'''
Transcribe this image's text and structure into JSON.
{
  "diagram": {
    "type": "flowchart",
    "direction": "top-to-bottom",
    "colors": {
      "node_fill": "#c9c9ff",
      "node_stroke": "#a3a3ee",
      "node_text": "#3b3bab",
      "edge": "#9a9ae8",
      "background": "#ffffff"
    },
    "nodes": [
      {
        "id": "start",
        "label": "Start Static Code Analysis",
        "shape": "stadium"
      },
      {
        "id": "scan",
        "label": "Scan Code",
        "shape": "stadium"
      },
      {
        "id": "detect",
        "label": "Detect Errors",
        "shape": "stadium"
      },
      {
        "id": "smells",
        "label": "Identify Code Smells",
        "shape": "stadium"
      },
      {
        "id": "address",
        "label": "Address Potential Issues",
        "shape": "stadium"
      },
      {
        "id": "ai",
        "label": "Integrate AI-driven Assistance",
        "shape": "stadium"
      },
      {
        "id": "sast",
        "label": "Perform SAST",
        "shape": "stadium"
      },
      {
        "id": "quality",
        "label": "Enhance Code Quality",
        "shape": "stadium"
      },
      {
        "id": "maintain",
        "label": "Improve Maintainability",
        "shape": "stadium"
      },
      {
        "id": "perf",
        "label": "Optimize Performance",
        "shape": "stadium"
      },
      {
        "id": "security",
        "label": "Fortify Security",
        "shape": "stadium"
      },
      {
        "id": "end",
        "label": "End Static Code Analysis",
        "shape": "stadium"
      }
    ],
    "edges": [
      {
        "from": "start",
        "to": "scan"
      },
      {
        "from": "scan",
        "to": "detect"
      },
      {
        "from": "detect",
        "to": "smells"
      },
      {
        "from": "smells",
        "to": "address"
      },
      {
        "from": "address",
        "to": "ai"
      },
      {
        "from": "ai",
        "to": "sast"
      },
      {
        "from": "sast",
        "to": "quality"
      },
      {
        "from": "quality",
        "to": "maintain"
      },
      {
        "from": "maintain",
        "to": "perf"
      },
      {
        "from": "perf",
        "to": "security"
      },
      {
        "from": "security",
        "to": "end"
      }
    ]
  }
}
'''
◆ WHAT IS REQUIRED
Print back all the lines verbatim.

◆ RESPONSE TO THE EXERCISE
Transcribe this image's text and structure into JSON.
{
  "diagram": {
    "type": "flowchart",
    "direction": "top-to-bottom",
    "colors": {
      "node_fill": "#c9c9ff",
      "node_stroke": "#a3a3ee",
      "node_text": "#3b3bab",
      "edge": "#9a9ae8",
      "background": "#ffffff"
    },
    "nodes": [
      {
        "id": "start",
        "label": "Start Static Code Analysis",
        "shape": "stadium"
      },
      {
        "id": "scan",
        "label": "Scan Code",
        "shape": "stadium"
      },
      {
        "id": "detect",
        "label": "Detect Errors",
        "shape": "stadium"
      },
      {
        "id": "smells",
        "label": "Identify Code Smells",
        "shape": "stadium"
      },
      {
        "id": "address",
        "label": "Address Potential Issues",
        "shape": "stadium"
      },
      {
        "id": "ai",
        "label": "Integrate AI-driven Assistance",
        "shape": "stadium"
      },
      {
        "id": "sast",
        "label": "Perform SAST",
        "shape": "stadium"
      },
      {
        "id": "quality",
        "label": "Enhance Code Quality",
        "shape": "stadium"
      },
      {
        "id": "maintain",
        "label": "Improve Maintainability",
        "shape": "stadium"
      },
      {
        "id": "perf",
        "label": "Optimize Performance",
        "shape": "stadium"
      },
      {
        "id": "security",
        "label": "Fortify Security",
        "shape": "stadium"
      },
      {
        "id": "end",
        "label": "End Static Code Analysis",
        "shape": "stadium"
      }
    ],
    "edges": [
      {
        "from": "start",
        "to": "scan"
      },
      {
        "from": "scan",
        "to": "detect"
      },
      {
        "from": "detect",
        "to": "smells"
      },
      {
        "from": "smells",
        "to": "address"
      },
      {
        "from": "address",
        "to": "ai"
      },
      {
        "from": "ai",
        "to": "sast"
      },
      {
        "from": "sast",
        "to": "quality"
      },
      {
        "from": "quality",
        "to": "maintain"
      },
      {
        "from": "maintain",
        "to": "perf"
      },
      {
        "from": "perf",
        "to": "security"
      },
      {
        "from": "security",
        "to": "end"
      }
    ]
  }
}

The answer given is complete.